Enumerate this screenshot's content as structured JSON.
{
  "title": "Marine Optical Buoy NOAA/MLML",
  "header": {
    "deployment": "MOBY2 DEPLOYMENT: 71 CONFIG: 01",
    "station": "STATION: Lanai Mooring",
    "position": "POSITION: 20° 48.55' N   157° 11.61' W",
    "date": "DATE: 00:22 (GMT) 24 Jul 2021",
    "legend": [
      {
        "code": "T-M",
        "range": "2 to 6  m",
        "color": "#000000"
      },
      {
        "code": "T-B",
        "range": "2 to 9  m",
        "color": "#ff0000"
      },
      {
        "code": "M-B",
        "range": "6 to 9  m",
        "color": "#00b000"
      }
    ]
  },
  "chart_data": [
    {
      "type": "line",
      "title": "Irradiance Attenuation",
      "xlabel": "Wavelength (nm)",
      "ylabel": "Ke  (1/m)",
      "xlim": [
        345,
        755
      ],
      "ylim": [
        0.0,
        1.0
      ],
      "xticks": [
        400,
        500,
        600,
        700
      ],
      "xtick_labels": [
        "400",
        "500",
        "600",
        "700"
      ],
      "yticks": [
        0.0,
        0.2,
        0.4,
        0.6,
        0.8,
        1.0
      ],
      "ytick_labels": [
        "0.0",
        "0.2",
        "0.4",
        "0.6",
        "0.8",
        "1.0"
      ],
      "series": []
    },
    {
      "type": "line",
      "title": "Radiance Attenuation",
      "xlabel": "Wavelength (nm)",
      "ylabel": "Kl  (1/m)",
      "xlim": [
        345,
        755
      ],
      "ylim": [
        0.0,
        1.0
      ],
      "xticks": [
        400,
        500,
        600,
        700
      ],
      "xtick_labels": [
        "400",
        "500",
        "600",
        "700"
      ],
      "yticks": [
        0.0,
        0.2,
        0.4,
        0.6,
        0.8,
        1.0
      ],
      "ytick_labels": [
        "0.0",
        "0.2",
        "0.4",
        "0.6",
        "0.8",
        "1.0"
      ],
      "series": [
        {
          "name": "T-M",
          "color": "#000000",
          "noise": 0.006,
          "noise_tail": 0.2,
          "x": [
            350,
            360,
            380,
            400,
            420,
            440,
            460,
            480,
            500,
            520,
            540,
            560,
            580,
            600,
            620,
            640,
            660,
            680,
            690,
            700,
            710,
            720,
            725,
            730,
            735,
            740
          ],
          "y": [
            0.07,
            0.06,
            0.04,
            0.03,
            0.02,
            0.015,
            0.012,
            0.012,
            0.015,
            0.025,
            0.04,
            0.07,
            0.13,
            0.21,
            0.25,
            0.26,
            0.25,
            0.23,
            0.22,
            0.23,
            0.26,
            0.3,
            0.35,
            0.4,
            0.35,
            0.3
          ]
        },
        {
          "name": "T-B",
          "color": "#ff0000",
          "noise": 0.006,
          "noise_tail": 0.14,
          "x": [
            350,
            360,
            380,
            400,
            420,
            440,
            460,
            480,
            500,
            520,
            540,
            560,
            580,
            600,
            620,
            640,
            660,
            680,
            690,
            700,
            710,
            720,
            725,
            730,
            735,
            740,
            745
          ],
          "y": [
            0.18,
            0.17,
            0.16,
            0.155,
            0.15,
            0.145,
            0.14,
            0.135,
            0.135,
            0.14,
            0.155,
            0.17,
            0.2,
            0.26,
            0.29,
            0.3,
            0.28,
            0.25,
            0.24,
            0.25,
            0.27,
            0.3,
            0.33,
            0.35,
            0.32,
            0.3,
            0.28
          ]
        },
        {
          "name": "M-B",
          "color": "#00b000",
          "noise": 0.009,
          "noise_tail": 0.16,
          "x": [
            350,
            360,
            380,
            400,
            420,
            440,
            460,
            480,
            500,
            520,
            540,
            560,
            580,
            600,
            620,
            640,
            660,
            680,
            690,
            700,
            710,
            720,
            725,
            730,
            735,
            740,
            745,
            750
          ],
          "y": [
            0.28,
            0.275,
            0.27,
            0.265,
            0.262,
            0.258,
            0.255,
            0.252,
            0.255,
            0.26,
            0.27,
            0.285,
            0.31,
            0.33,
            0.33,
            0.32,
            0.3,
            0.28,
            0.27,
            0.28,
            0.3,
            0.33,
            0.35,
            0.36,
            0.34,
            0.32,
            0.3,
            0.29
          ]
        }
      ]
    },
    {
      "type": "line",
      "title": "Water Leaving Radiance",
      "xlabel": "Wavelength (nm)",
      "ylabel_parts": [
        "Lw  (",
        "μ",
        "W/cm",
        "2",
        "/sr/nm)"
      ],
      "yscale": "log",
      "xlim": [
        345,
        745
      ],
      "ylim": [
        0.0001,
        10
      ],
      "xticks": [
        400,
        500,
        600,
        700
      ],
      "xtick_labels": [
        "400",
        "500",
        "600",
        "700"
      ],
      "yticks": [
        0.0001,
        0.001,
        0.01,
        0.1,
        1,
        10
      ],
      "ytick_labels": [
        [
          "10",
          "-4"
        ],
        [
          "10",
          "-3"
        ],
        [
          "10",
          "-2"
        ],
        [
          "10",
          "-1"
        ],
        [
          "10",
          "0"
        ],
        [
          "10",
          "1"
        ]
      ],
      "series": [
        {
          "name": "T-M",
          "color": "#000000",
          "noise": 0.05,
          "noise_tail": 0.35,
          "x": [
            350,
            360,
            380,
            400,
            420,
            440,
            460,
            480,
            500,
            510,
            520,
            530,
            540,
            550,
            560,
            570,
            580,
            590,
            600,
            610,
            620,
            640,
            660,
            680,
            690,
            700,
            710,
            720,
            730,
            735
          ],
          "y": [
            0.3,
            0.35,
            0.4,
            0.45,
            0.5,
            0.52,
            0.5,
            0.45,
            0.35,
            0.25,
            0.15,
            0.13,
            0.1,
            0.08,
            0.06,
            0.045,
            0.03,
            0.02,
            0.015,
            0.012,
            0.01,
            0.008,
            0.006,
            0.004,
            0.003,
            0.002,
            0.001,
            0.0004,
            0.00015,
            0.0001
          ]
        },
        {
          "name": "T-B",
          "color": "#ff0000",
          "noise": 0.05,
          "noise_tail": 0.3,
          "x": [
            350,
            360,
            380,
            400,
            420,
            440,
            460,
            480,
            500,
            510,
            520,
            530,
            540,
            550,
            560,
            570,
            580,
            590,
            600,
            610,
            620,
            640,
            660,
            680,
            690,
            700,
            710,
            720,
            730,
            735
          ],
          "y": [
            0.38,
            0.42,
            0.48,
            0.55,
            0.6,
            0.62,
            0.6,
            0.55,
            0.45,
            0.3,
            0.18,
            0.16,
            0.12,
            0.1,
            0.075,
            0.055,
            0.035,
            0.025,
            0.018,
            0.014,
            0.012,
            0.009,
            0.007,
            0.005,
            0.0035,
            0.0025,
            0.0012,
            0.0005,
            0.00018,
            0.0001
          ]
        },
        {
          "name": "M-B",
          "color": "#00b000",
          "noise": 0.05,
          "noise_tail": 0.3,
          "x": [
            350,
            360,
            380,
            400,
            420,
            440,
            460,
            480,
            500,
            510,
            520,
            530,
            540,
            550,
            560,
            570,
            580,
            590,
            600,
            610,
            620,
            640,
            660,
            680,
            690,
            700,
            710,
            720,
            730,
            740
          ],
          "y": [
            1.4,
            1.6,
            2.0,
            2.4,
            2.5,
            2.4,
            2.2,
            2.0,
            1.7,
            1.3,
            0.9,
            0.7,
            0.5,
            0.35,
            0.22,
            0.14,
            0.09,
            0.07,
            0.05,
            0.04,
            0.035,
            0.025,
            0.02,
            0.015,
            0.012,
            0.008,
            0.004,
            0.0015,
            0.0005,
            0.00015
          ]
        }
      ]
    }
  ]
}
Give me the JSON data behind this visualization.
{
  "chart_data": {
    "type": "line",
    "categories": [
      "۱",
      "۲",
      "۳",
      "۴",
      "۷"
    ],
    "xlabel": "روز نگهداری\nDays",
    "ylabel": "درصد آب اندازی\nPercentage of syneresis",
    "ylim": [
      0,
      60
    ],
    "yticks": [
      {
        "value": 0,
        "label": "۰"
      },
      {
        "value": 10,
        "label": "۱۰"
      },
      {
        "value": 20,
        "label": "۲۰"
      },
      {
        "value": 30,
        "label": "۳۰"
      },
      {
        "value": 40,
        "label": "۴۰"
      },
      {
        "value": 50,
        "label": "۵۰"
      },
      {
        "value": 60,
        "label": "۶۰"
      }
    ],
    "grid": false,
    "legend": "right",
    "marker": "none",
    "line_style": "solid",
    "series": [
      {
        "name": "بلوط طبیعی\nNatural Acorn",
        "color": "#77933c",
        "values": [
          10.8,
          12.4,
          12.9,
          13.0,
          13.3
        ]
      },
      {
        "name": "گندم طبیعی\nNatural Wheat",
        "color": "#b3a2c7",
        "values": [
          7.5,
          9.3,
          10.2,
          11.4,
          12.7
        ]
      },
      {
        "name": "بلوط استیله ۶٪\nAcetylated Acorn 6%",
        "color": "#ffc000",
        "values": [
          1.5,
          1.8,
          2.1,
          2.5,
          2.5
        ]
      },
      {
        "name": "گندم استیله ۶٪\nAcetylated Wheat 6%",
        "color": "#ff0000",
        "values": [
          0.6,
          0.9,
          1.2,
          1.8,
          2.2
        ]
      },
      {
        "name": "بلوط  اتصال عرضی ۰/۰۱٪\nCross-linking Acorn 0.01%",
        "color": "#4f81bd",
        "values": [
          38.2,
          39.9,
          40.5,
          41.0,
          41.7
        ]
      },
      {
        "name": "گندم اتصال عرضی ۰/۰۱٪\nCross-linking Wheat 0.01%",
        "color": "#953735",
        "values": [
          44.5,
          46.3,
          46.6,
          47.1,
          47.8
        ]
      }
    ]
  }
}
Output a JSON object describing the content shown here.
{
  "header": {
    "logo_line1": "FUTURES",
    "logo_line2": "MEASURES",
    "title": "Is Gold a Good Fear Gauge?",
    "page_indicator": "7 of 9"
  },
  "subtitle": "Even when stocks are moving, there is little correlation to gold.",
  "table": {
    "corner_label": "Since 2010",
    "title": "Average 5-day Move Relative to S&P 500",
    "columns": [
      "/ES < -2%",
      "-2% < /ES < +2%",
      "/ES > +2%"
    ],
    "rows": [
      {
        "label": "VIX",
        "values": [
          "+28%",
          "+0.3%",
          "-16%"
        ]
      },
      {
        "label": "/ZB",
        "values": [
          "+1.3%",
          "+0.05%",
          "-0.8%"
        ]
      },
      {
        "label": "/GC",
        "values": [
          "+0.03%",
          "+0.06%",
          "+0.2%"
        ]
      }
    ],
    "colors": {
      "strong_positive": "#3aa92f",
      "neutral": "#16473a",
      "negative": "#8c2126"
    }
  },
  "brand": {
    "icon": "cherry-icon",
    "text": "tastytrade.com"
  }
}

┄┄┄┄┄┄┄┄┄┄┄┄┄┄┄┄┄┄┄┄

## The exercise:
Return precisely the lines of the records, starting with the line that holds "Output a JSON" and ending with the last one.

## Right answer:
Output a JSON object describing the content shown here.
{
  "header": {
    "logo_line1": "FUTURES",
    "logo_line2": "MEASURES",
    "title": "Is Gold a Good Fear Gauge?",
    "page_indicator": "7 of 9"
  },
  "subtitle": "Even when stocks are moving, there is little correlation to gold.",
  "table": {
    "corner_label": "Since 2010",
    "title": "Average 5-day Move Relative to S&P 500",
    "columns": [
      "/ES < -2%",
      "-2% < /ES < +2%",
      "/ES > +2%"
    ],
    "rows": [
      {
        "label": "VIX",
        "values": [
          "+28%",
          "+0.3%",
          "-16%"
        ]
      },
      {
        "label": "/ZB",
        "values": [
          "+1.3%",
          "+0.05%",
          "-0.8%"
        ]
      },
      {
        "label": "/GC",
        "values": [
          "+0.03%",
          "+0.06%",
          "+0.2%"
        ]
      }
    ],
    "colors": {
      "strong_positive": "#3aa92f",
      "neutral": "#16473a",
      "negative": "#8c2126"
    }
  },
  "brand": {
    "icon": "cherry-icon",
    "text": "tastytrade.com"
  }
}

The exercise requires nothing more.